- _WHAT YOU HAVE TO DO_: Repeat the entire listing exactly.

[Entries with figure data]
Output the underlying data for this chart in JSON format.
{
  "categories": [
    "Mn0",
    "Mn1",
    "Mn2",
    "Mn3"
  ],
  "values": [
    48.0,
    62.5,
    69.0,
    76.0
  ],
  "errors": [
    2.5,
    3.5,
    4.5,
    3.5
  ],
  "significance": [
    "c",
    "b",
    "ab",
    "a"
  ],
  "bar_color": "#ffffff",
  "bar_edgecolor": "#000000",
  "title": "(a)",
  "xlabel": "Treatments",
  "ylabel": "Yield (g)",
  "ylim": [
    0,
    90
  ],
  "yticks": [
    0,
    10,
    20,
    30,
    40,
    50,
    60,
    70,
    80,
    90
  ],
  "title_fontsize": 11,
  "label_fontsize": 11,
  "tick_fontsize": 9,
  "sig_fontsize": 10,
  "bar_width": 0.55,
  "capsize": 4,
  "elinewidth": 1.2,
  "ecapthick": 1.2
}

- _FINISHED ANSWER_:
Output the underlying data for this chart in JSON format.
{
  "categories": [
    "Mn0",
    "Mn1",
    "Mn2",
    "Mn3"
  ],
  "values": [
    48.0,
    62.5,
    69.0,
    76.0
  ],
  "errors": [
    2.5,
    3.5,
    4.5,
    3.5
  ],
  "significance": [
    "c",
    "b",
    "ab",
    "a"
  ],
  "bar_color": "#ffffff",
  "bar_edgecolor": "#000000",
  "title": "(a)",
  "xlabel": "Treatments",
  "ylabel": "Yield (g)",
  "ylim": [
    0,
    90
  ],
  "yticks": [
    0,
    10,
    20,
    30,
    40,
    50,
    60,
    70,
    80,
    90
  ],
  "title_fontsize": 11,
  "label_fontsize": 11,
  "tick_fontsize": 9,
  "sig_fontsize": 10,
  "bar_width": 0.55,
  "capsize": 4,
  "elinewidth": 1.2,
  "ecapthick": 1.2
}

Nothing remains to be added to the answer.